#### [What is required]
Extract the lines that carry the string "FFFFFF" from the listing.

#### [Listed records]
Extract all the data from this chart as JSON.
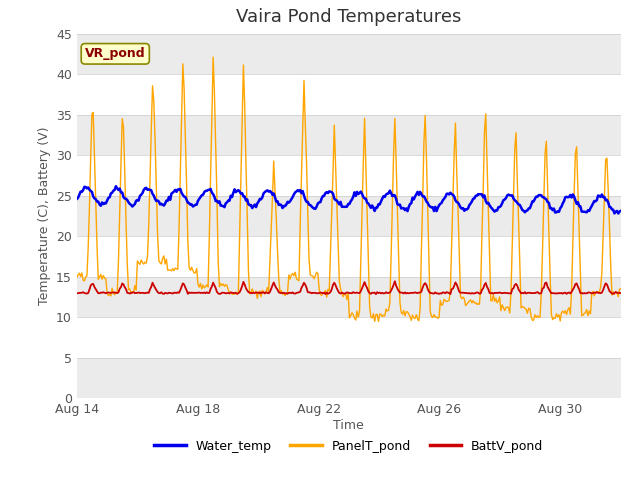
{
  "title": "Vaira Pond Temperatures",
  "xlabel": "Time",
  "ylabel": "Temperature (C), Battery (V)",
  "ylim": [
    0,
    45
  ],
  "yticks": [
    0,
    5,
    10,
    15,
    20,
    25,
    30,
    35,
    40,
    45
  ],
  "x_tick_labels": [
    "Aug 14",
    "Aug 18",
    "Aug 22",
    "Aug 26",
    "Aug 30"
  ],
  "x_tick_positions": [
    0,
    4,
    8,
    12,
    16
  ],
  "annotation_text": "VR_pond",
  "annotation_color": "#8B0000",
  "annotation_bg": "#FFFFCC",
  "water_temp_color": "#0000EE",
  "panel_temp_color": "#FFA500",
  "batt_color": "#CC0000",
  "bg_color_outer": "#FFFFFF",
  "bg_color_inner": "#FFFFFF",
  "band_light": "#EBEBEB",
  "band_white": "#FFFFFF",
  "grid_color": "#FFFFFF",
  "n_days": 18,
  "water_base": 25.0,
  "water_amplitude": 1.0,
  "water_trend": -0.06,
  "batt_base": 13.0
}
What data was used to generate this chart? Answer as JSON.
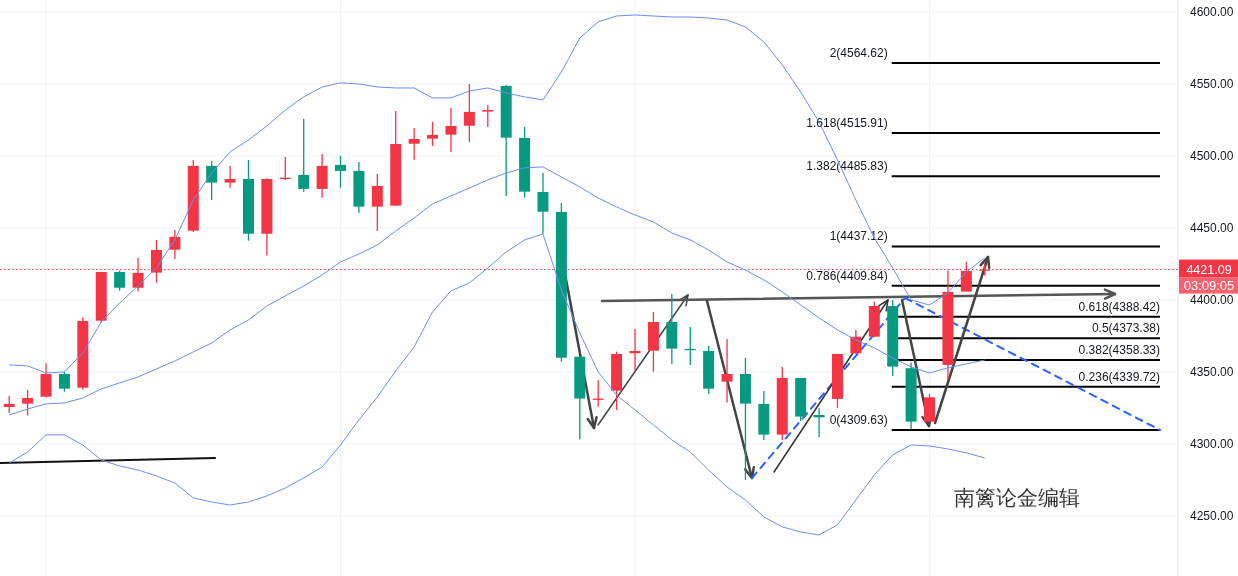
{
  "chart_data": {
    "type": "candlestick",
    "categories": [
      null,
      null,
      null,
      null,
      null,
      null,
      null,
      null,
      null,
      null,
      null,
      null,
      null,
      null,
      null,
      null,
      null,
      null,
      null,
      null,
      null,
      null,
      null,
      null,
      null,
      null,
      null,
      null,
      null,
      null,
      null,
      null,
      null,
      null,
      null,
      null,
      null,
      null,
      null,
      null,
      null,
      null,
      null,
      null,
      null,
      null,
      null,
      null,
      null,
      null,
      null,
      null,
      null,
      null,
      null,
      null,
      null,
      null,
      null,
      null,
      null,
      null,
      null,
      null
    ],
    "ohlc": [
      [
        4325.7,
        4333.3,
        4321.5,
        4327.8
      ],
      [
        4328.0,
        4337.5,
        4319.7,
        4331.9
      ],
      [
        4332.8,
        4356.0,
        4332.2,
        4348.6
      ],
      [
        4348.6,
        4350.2,
        4336.3,
        4338.4
      ],
      [
        4339.1,
        4388.0,
        4337.7,
        4385.4
      ],
      [
        4385.6,
        4419.4,
        4384.2,
        4419.4
      ],
      [
        4419.4,
        4420.3,
        4406.5,
        4408.5
      ],
      [
        4408.5,
        4429.2,
        4405.8,
        4418.8
      ],
      [
        4419.0,
        4441.7,
        4412.0,
        4434.7
      ],
      [
        4434.9,
        4448.6,
        4428.5,
        4443.8
      ],
      [
        4448.1,
        4497.2,
        4447.2,
        4493.1
      ],
      [
        4493.1,
        4496.5,
        4469.4,
        4481.5
      ],
      [
        4481.5,
        4493.1,
        4478.0,
        4484.0
      ],
      [
        4484.0,
        4497.2,
        4441.2,
        4446.0
      ],
      [
        4446.0,
        4484.5,
        4430.8,
        4484.0
      ],
      [
        4484.0,
        4499.3,
        4483.3,
        4484.9
      ],
      [
        4486.8,
        4525.7,
        4475.2,
        4477.1
      ],
      [
        4477.1,
        4501.4,
        4471.0,
        4493.1
      ],
      [
        4493.8,
        4500.0,
        4478.0,
        4489.6
      ],
      [
        4489.6,
        4495.8,
        4460.6,
        4464.8
      ],
      [
        4464.8,
        4487.5,
        4447.9,
        4479.2
      ],
      [
        4465.5,
        4531.3,
        4465.5,
        4508.3
      ],
      [
        4508.5,
        4519.4,
        4497.4,
        4511.8
      ],
      [
        4512.0,
        4523.6,
        4506.9,
        4514.6
      ],
      [
        4514.8,
        4533.3,
        4502.8,
        4520.8
      ],
      [
        4521.0,
        4550.0,
        4509.7,
        4530.6
      ],
      [
        4530.8,
        4535.4,
        4520.1,
        4531.9
      ],
      [
        4548.6,
        4549.3,
        4472.2,
        4512.7
      ],
      [
        4512.5,
        4520.1,
        4471.0,
        4475.2
      ],
      [
        4475.0,
        4488.2,
        4446.0,
        4461.3
      ],
      [
        4461.1,
        4467.4,
        4357.2,
        4359.9
      ],
      [
        4360.6,
        4360.6,
        4303.3,
        4331.5
      ],
      [
        4330.6,
        4344.4,
        4325.9,
        4331.5
      ],
      [
        4337.0,
        4364.1,
        4323.6,
        4362.5
      ],
      [
        4363.0,
        4379.9,
        4351.4,
        4364.6
      ],
      [
        4364.8,
        4391.7,
        4350.2,
        4384.7
      ],
      [
        4384.7,
        4404.2,
        4355.6,
        4366.2
      ],
      [
        4366.0,
        4381.3,
        4354.9,
        4365.1
      ],
      [
        4364.6,
        4368.1,
        4334.7,
        4338.4
      ],
      [
        4343.3,
        4372.9,
        4328.7,
        4348.6
      ],
      [
        4348.6,
        4359.7,
        4275.0,
        4328.0
      ],
      [
        4327.8,
        4336.8,
        4302.8,
        4306.5
      ],
      [
        4306.5,
        4353.5,
        4302.8,
        4345.8
      ],
      [
        4345.8,
        4345.8,
        4316.0,
        4319.0
      ],
      [
        4320.1,
        4324.8,
        4304.7,
        4318.5
      ],
      [
        4331.3,
        4362.5,
        4324.8,
        4362.5
      ],
      [
        4363.0,
        4379.2,
        4362.5,
        4374.5
      ],
      [
        4374.5,
        4398.8,
        4374.1,
        4395.8
      ],
      [
        4395.8,
        4400.0,
        4347.2,
        4353.7
      ],
      [
        4352.6,
        4356.5,
        4310.2,
        4315.5
      ],
      [
        4315.5,
        4334.7,
        4315.5,
        4332.4
      ],
      [
        4354.9,
        4420.4,
        4344.0,
        4405.6
      ],
      [
        4405.8,
        4426.6,
        4405.8,
        4420.1
      ],
      [
        4420.5,
        4425.5,
        4416.9,
        4421.09
      ],
      null,
      null,
      null,
      null,
      null,
      null,
      null,
      null,
      null,
      null
    ],
    "colors": [
      "#f23645",
      "#f23645",
      "#f23645",
      "#089981",
      "#f23645",
      "#f23645",
      "#089981",
      "#f23645",
      "#f23645",
      "#f23645",
      "#f23645",
      "#089981",
      "#f23645",
      "#089981",
      "#f23645",
      "#f23645",
      "#089981",
      "#f23645",
      "#089981",
      "#089981",
      "#f23645",
      "#f23645",
      "#f23645",
      "#f23645",
      "#f23645",
      "#f23645",
      "#f23645",
      "#089981",
      "#089981",
      "#089981",
      "#089981",
      "#089981",
      "#f23645",
      "#f23645",
      "#f23645",
      "#f23645",
      "#089981",
      "#089981",
      "#089981",
      "#f23645",
      "#089981",
      "#089981",
      "#f23645",
      "#089981",
      "#089981",
      "#f23645",
      "#f23645",
      "#f23645",
      "#089981",
      "#089981",
      "#f23645",
      "#f23645",
      "#f23645",
      "#f23645",
      null,
      null,
      null,
      null,
      null,
      null,
      null,
      null,
      null,
      null
    ],
    "series": [
      {
        "type": "line",
        "color": "#6a8ff2",
        "values": [
          4354.9,
          4354.2,
          4349.3,
          4350.0,
          4363.2,
          4384.7,
          4397.9,
          4409.7,
          4422.2,
          4441.7,
          4469.4,
          4488.2,
          4502.8,
          4511.1,
          4520.8,
          4531.9,
          4541.0,
          4547.9,
          4550.7,
          4550.0,
          4547.9,
          4547.2,
          4547.2,
          4540.3,
          4540.3,
          4545.1,
          4547.2,
          4543.8,
          4541.0,
          4538.9,
          4558.3,
          4581.9,
          4593.1,
          4597.2,
          4597.9,
          4597.2,
          4596.5,
          4596.5,
          4595.8,
          4594.4,
          4589.6,
          4579.2,
          4563.2,
          4544.4,
          4523.6,
          4497.2,
          4469.4,
          4443.1,
          4422.2,
          4400.0,
          4396.5,
          4404.9,
          4419.4,
          4429.2,
          null,
          null,
          null,
          null,
          null,
          null,
          null,
          null,
          null,
          null
        ]
      },
      {
        "type": "line",
        "color": "#6a8ff2",
        "values": [
          4320.1,
          4324.3,
          4327.8,
          4328.5,
          4331.9,
          4338.2,
          4342.4,
          4346.5,
          4352.1,
          4357.6,
          4363.9,
          4370.1,
          4379.2,
          4386.1,
          4395.8,
          4402.8,
          4409.7,
          4417.4,
          4426.4,
          4431.9,
          4438.2,
          4447.9,
          4456.9,
          4466.7,
          4472.2,
          4477.8,
          4483.3,
          4488.2,
          4491.7,
          4492.4,
          4485.4,
          4478.5,
          4470.8,
          4464.6,
          4459.0,
          4454.2,
          4446.5,
          4441.7,
          4434.7,
          4426.4,
          4420.8,
          4413.9,
          4405.6,
          4396.5,
          4387.5,
          4379.2,
          4372.2,
          4366.7,
          4359.7,
          4353.5,
          4349.3,
          4352.8,
          4355.6,
          4358.3,
          null,
          null,
          null,
          null,
          null,
          null,
          null,
          null,
          null,
          null
        ]
      },
      {
        "type": "line",
        "color": "#6a8ff2",
        "values": [
          4286.8,
          4294.4,
          4306.3,
          4306.3,
          4299.3,
          4288.9,
          4284.7,
          4281.9,
          4277.8,
          4272.9,
          4262.5,
          4259.7,
          4257.6,
          4259.7,
          4263.9,
          4269.4,
          4276.4,
          4284.0,
          4299.3,
          4316.7,
          4332.6,
          4350.7,
          4367.4,
          4391.7,
          4406.3,
          4411.8,
          4422.2,
          4433.3,
          4441.7,
          4445.8,
          4406.9,
          4377.1,
          4350.0,
          4334.0,
          4323.6,
          4313.2,
          4302.8,
          4294.4,
          4281.9,
          4270.1,
          4261.1,
          4249.3,
          4242.4,
          4238.9,
          4236.8,
          4243.8,
          4261.1,
          4278.5,
          4292.4,
          4299.3,
          4298.6,
          4296.5,
          4293.8,
          4290.3,
          null,
          null,
          null,
          null,
          null,
          null,
          null,
          null,
          null,
          null
        ]
      }
    ],
    "ylim": [
      4208.3,
      4608.3
    ],
    "yticks": [
      {
        "value": 4250,
        "label": "4250.00"
      },
      {
        "value": 4300,
        "label": "4300.00"
      },
      {
        "value": 4350,
        "label": "4350.00"
      },
      {
        "value": 4400,
        "label": "4400.00"
      },
      {
        "value": 4450,
        "label": "4450.00"
      },
      {
        "value": 4500,
        "label": "4500.00"
      },
      {
        "value": 4550,
        "label": "4550.00"
      },
      {
        "value": 4600,
        "label": "4600.00"
      }
    ],
    "grid": true,
    "ref_lines": [
      {
        "axis": "y",
        "value": 4564.62,
        "label": "2(4564.62)",
        "color": "#000000"
      },
      {
        "axis": "y",
        "value": 4515.91,
        "label": "1.618(4515.91)",
        "color": "#000000"
      },
      {
        "axis": "y",
        "value": 4485.83,
        "label": "1.382(4485.83)",
        "color": "#000000"
      },
      {
        "axis": "y",
        "value": 4437.12,
        "label": "1(4437.12)",
        "color": "#000000"
      },
      {
        "axis": "y",
        "value": 4409.84,
        "label": "0.786(4409.84)",
        "color": "#000000"
      },
      {
        "axis": "y",
        "value": 4388.42,
        "label": "0.618(4388.42)",
        "color": "#000000"
      },
      {
        "axis": "y",
        "value": 4373.38,
        "label": "0.5(4373.38)",
        "color": "#000000"
      },
      {
        "axis": "y",
        "value": 4358.33,
        "label": "0.382(4358.33)",
        "color": "#000000"
      },
      {
        "axis": "y",
        "value": 4339.72,
        "label": "0.236(4339.72)",
        "color": "#000000"
      },
      {
        "axis": "y",
        "value": 4309.63,
        "label": "0(4309.63)",
        "color": "#000000"
      },
      {
        "axis": "y",
        "value": 4421.09,
        "label": "4421.09",
        "color": "#f23645",
        "line_style": "dotted"
      }
    ],
    "annotations": [
      "03:09:05",
      "南篱论金编辑"
    ]
  }
}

#### [Reply]
  "bg_color_outer": "#FFFFFF",
  "bg_color_inner": "#FFFFFF",
  "band_white": "#FFFFFF",
  "grid_color": "#FFFFFF",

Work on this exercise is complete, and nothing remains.